__Extracted records__:

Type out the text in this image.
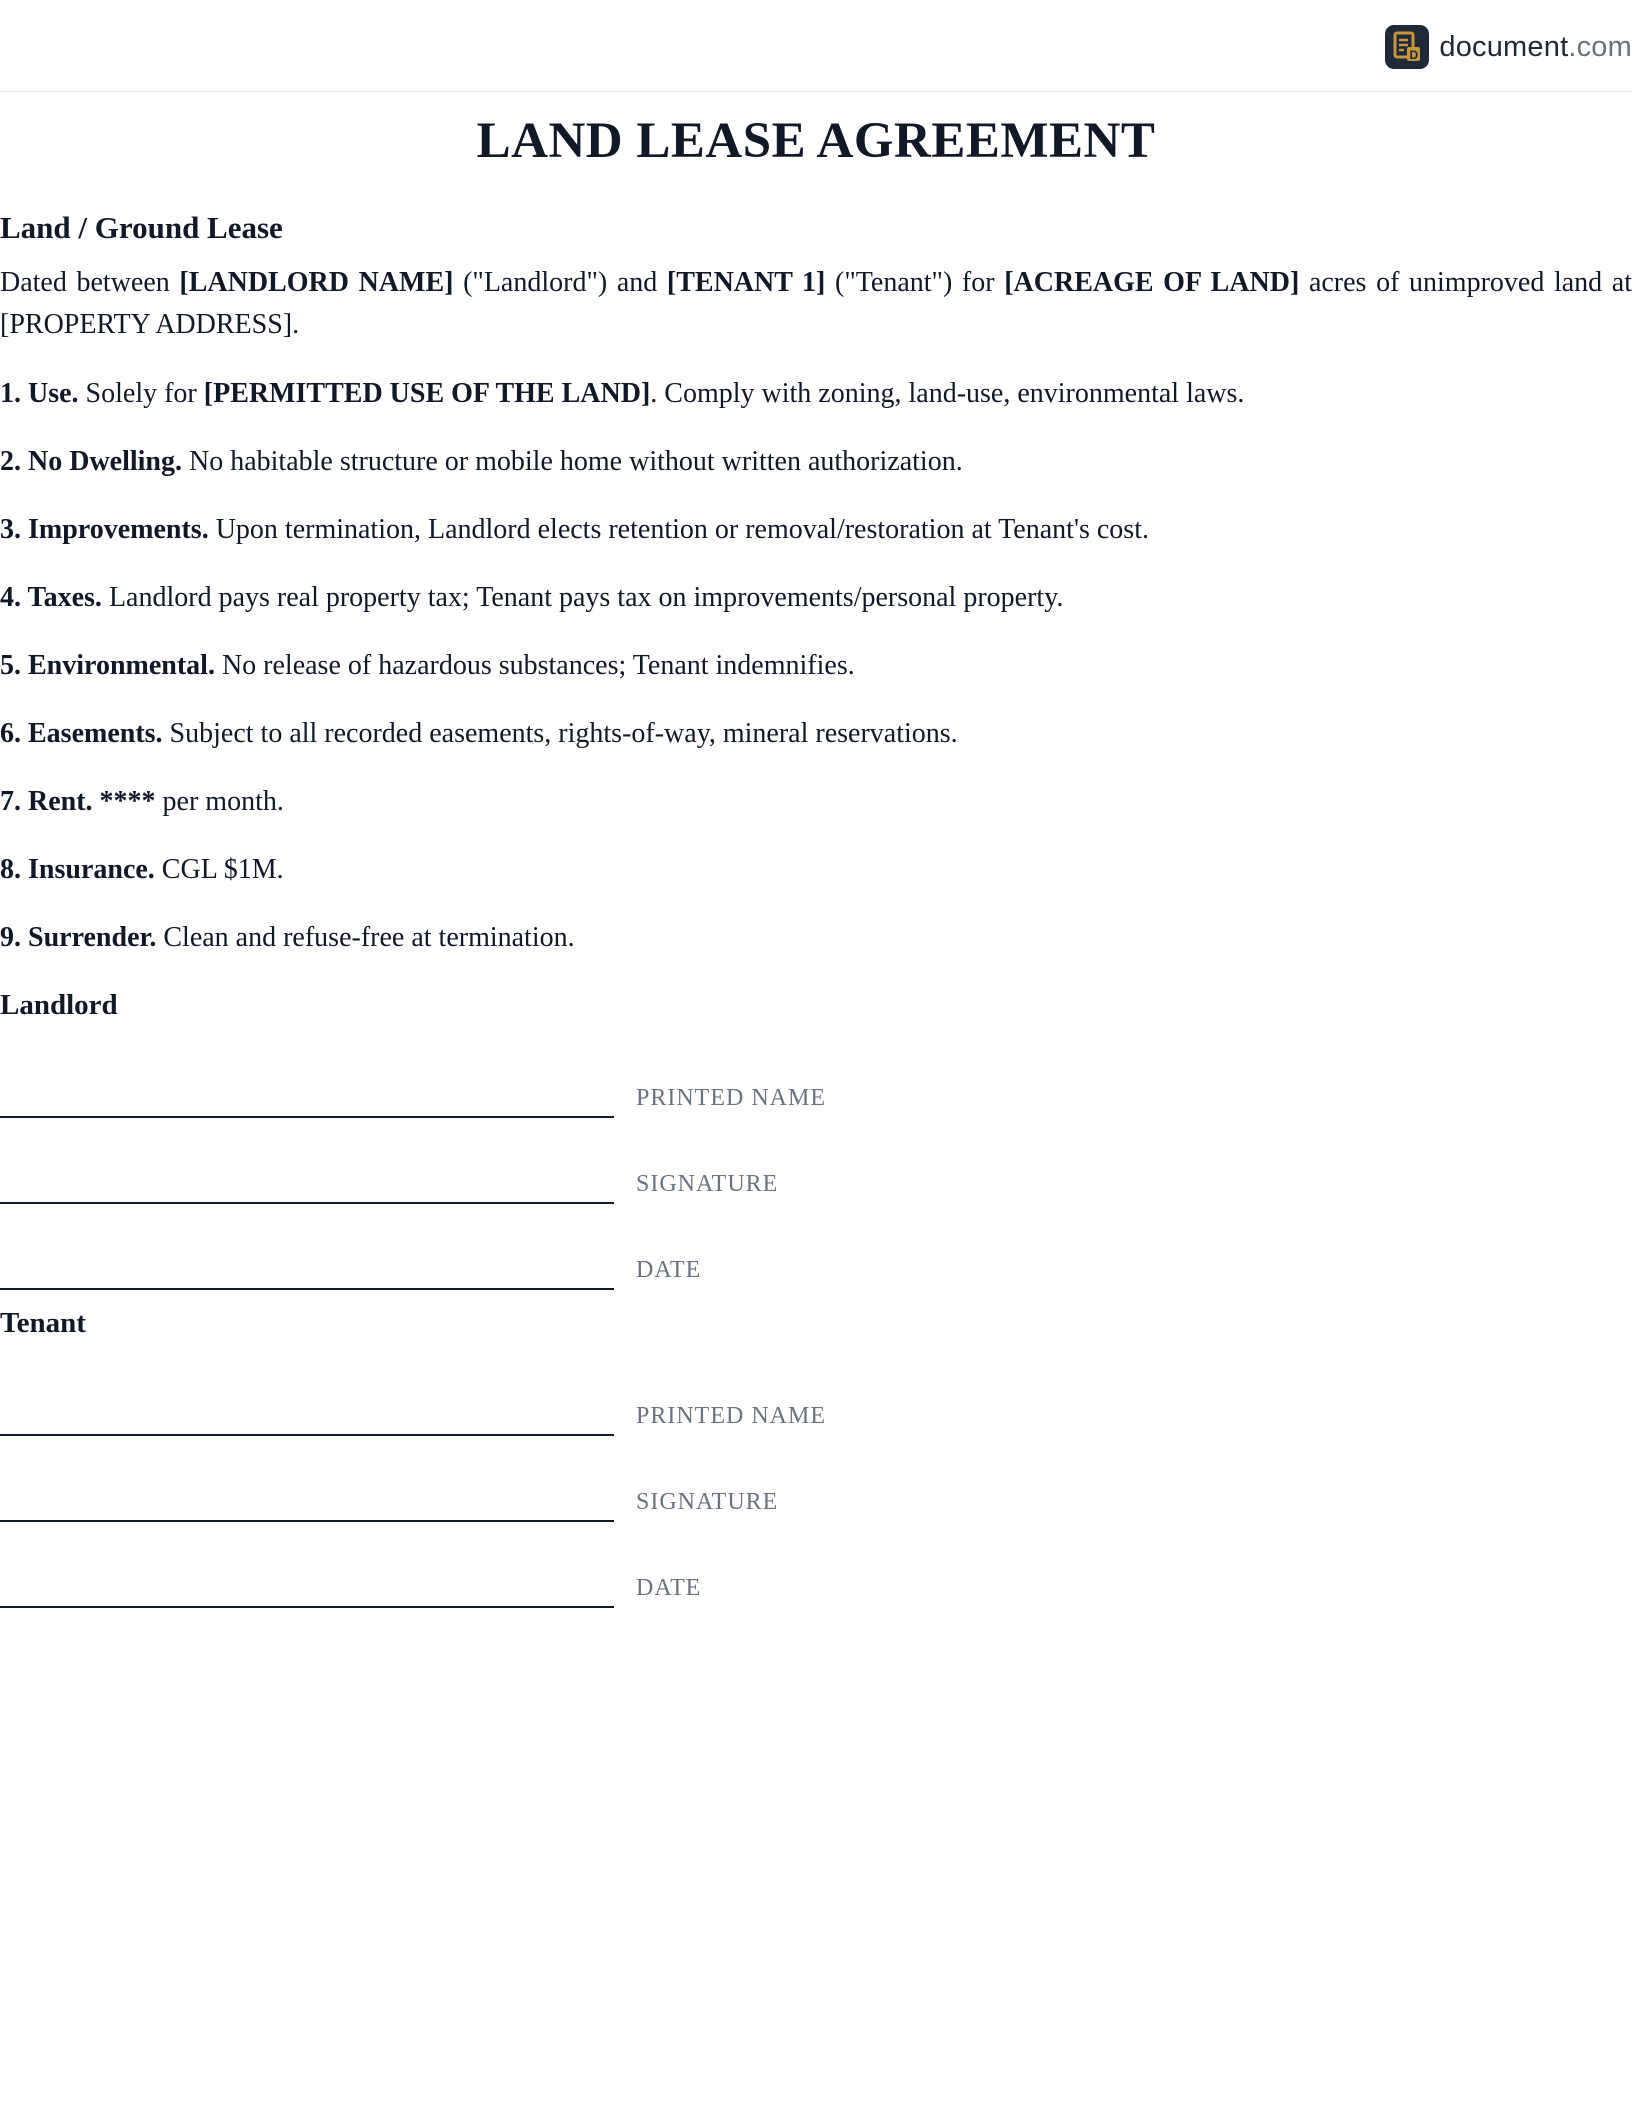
D document.com
LAND LEASE AGREEMENT
Land / Ground Lease

Dated between [LANDLORD NAME] ("Landlord") and [TENANT 1] ("Tenant") for [ACREAGE OF LAND] acres of unimproved land at [PROPERTY ADDRESS].

1. Use. Solely for [PERMITTED USE OF THE LAND]. Comply with zoning, land-use, environmental laws.

2. No Dwelling. No habitable structure or mobile home without written authorization.

3. Improvements. Upon termination, Landlord elects retention or removal/restoration at Tenant's cost.

4. Taxes. Landlord pays real property tax; Tenant pays tax on improvements/personal property.

5. Environmental. No release of hazardous substances; Tenant indemnifies.

6. Easements. Subject to all recorded easements, rights-of-way, mineral reservations.

7. Rent. **** per month.

8. Insurance. CGL $1M.

9. Surrender. Clean and refuse-free at termination.

Landlord
PRINTED NAME
SIGNATURE
DATE
Tenant
PRINTED NAME
SIGNATURE
DATE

__Problem description__: Report the count of lines in the entries that contain the string "Landlord", and nothing besides it.

__Solution__: 4